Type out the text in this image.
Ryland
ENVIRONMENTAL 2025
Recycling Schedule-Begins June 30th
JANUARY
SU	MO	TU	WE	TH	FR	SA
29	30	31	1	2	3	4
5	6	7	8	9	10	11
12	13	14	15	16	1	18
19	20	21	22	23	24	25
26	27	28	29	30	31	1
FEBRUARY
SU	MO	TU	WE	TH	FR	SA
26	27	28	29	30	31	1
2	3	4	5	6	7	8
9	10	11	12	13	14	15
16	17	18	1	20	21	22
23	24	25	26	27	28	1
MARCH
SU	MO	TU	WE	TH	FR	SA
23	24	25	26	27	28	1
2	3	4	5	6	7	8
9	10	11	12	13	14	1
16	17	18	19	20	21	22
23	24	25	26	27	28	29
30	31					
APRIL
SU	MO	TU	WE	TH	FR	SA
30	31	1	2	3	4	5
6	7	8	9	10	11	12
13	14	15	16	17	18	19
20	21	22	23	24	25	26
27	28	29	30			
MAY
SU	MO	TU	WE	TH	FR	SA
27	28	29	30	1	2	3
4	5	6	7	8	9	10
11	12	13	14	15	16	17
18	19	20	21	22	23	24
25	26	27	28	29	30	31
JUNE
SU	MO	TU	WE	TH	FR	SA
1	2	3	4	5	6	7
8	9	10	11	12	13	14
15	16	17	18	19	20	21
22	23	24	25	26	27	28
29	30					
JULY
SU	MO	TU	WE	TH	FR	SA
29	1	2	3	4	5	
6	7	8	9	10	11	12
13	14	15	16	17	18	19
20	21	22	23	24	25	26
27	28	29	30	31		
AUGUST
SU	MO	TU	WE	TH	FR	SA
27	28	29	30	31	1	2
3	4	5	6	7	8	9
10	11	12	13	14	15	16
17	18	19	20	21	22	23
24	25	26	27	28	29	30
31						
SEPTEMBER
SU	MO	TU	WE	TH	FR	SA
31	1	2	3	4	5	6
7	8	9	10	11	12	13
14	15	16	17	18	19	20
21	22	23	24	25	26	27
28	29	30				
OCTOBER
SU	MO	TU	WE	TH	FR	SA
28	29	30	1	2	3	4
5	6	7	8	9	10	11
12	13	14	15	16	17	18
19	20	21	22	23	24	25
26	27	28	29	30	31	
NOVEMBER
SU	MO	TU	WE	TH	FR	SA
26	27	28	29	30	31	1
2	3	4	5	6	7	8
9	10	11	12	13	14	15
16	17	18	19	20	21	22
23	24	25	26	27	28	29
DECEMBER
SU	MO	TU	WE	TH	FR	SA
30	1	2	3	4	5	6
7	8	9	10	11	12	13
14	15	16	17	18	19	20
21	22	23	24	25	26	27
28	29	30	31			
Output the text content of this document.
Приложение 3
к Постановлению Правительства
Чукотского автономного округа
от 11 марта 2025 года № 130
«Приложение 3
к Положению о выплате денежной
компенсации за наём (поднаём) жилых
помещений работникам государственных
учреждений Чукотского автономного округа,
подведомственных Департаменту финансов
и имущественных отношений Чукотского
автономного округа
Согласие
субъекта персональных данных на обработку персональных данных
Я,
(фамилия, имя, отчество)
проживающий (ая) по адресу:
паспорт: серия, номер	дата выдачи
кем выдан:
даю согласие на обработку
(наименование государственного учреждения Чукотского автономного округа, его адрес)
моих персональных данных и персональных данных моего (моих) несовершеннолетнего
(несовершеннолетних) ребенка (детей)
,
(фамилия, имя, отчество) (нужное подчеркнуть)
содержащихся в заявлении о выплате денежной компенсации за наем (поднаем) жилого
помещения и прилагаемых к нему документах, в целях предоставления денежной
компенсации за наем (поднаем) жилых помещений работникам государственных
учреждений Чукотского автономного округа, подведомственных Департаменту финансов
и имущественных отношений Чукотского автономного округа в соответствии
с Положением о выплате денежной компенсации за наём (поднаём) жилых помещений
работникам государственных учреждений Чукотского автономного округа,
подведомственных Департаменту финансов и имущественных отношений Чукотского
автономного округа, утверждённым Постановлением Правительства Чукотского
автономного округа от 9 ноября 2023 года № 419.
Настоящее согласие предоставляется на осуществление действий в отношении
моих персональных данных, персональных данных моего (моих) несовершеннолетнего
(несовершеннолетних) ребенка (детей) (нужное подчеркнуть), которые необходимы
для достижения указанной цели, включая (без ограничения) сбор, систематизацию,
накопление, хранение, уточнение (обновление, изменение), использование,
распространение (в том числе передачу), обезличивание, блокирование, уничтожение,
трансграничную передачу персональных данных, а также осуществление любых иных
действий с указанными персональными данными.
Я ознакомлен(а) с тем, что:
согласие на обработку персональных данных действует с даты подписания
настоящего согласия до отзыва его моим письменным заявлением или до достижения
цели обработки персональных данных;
◇ ◇ ◇ ◇ ◇ ◇ ◇
* [DIRECTIONS FOR THIS TASK]
Produce a verbatim transcription of the entries above.

* [REPLY]
Type out the text in this image.
Ryland
ENVIRONMENTAL 2025
Recycling Schedule-Begins June 30th
JANUARY
SU	MO	TU	WE	TH	FR	SA
29	30	31	1	2	3	4
5	6	7	8	9	10	11
12	13	14	15	16	1	18
19	20	21	22	23	24	25
26	27	28	29	30	31	1
FEBRUARY
SU	MO	TU	WE	TH	FR	SA
26	27	28	29	30	31	1
2	3	4	5	6	7	8
9	10	11	12	13	14	15
16	17	18	1	20	21	22
23	24	25	26	27	28	1
MARCH
SU	MO	TU	WE	TH	FR	SA
23	24	25	26	27	28	1
2	3	4	5	6	7	8
9	10	11	12	13	14	1
16	17	18	19	20	21	22
23	24	25	26	27	28	29
30	31					
APRIL
SU	MO	TU	WE	TH	FR	SA
30	31	1	2	3	4	5
6	7	8	9	10	11	12
13	14	15	16	17	18	19
20	21	22	23	24	25	26
27	28	29	30			
MAY
SU	MO	TU	WE	TH	FR	SA
27	28	29	30	1	2	3
4	5	6	7	8	9	10
11	12	13	14	15	16	17
18	19	20	21	22	23	24
25	26	27	28	29	30	31
JUNE
SU	MO	TU	WE	TH	FR	SA
1	2	3	4	5	6	7
8	9	10	11	12	13	14
15	16	17	18	19	20	21
22	23	24	25	26	27	28
29	30					
JULY
SU	MO	TU	WE	TH	FR	SA
29	1	2	3	4	5	
6	7	8	9	10	11	12
13	14	15	16	17	18	19
20	21	22	23	24	25	26
27	28	29	30	31		
AUGUST
SU	MO	TU	WE	TH	FR	SA
27	28	29	30	31	1	2
3	4	5	6	7	8	9
10	11	12	13	14	15	16
17	18	19	20	21	22	23
24	25	26	27	28	29	30
31						
SEPTEMBER
SU	MO	TU	WE	TH	FR	SA
31	1	2	3	4	5	6
7	8	9	10	11	12	13
14	15	16	17	18	19	20
21	22	23	24	25	26	27
28	29	30				
OCTOBER
SU	MO	TU	WE	TH	FR	SA
28	29	30	1	2	3	4
5	6	7	8	9	10	11
12	13	14	15	16	17	18
19	20	21	22	23	24	25
26	27	28	29	30	31	
NOVEMBER
SU	MO	TU	WE	TH	FR	SA
26	27	28	29	30	31	1
2	3	4	5	6	7	8
9	10	11	12	13	14	15
16	17	18	19	20	21	22
23	24	25	26	27	28	29
DECEMBER
SU	MO	TU	WE	TH	FR	SA
30	1	2	3	4	5	6
7	8	9	10	11	12	13
14	15	16	17	18	19	20
21	22	23	24	25	26	27
28	29	30	31			
Output the text content of this document.
Приложение 3
к Постановлению Правительства
Чукотского автономного округа
от 11 марта 2025 года № 130
«Приложение 3
к Положению о выплате денежной
компенсации за наём (поднаём) жилых
помещений работникам государственных
учреждений Чукотского автономного округа,
подведомственных Департаменту финансов
и имущественных отношений Чукотского
автономного округа
Согласие
субъекта персональных данных на обработку персональных данных
Я,
(фамилия, имя, отчество)
проживающий (ая) по адресу:
паспорт: серия, номер	дата выдачи
кем выдан:
даю согласие на обработку
(наименование государственного учреждения Чукотского автономного округа, его адрес)
моих персональных данных и персональных данных моего (моих) несовершеннолетнего
(несовершеннолетних) ребенка (детей)
,
(фамилия, имя, отчество) (нужное подчеркнуть)
содержащихся в заявлении о выплате денежной компенсации за наем (поднаем) жилого
помещения и прилагаемых к нему документах, в целях предоставления денежной
компенсации за наем (поднаем) жилых помещений работникам государственных
учреждений Чукотского автономного округа, подведомственных Департаменту финансов
и имущественных отношений Чукотского автономного округа в соответствии
с Положением о выплате денежной компенсации за наём (поднаём) жилых помещений
работникам государственных учреждений Чукотского автономного округа,
подведомственных Департаменту финансов и имущественных отношений Чукотского
автономного округа, утверждённым Постановлением Правительства Чукотского
автономного округа от 9 ноября 2023 года № 419.
Настоящее согласие предоставляется на осуществление действий в отношении
моих персональных данных, персональных данных моего (моих) несовершеннолетнего
(несовершеннолетних) ребенка (детей) (нужное подчеркнуть), которые необходимы
для достижения указанной цели, включая (без ограничения) сбор, систематизацию,
накопление, хранение, уточнение (обновление, изменение), использование,
распространение (в том числе передачу), обезличивание, блокирование, уничтожение,
трансграничную передачу персональных данных, а также осуществление любых иных
действий с указанными персональными данными.
Я ознакомлен(а) с тем, что:
согласие на обработку персональных данных действует с даты подписания
настоящего согласия до отзыва его моим письменным заявлением или до достижения
цели обработки персональных данных;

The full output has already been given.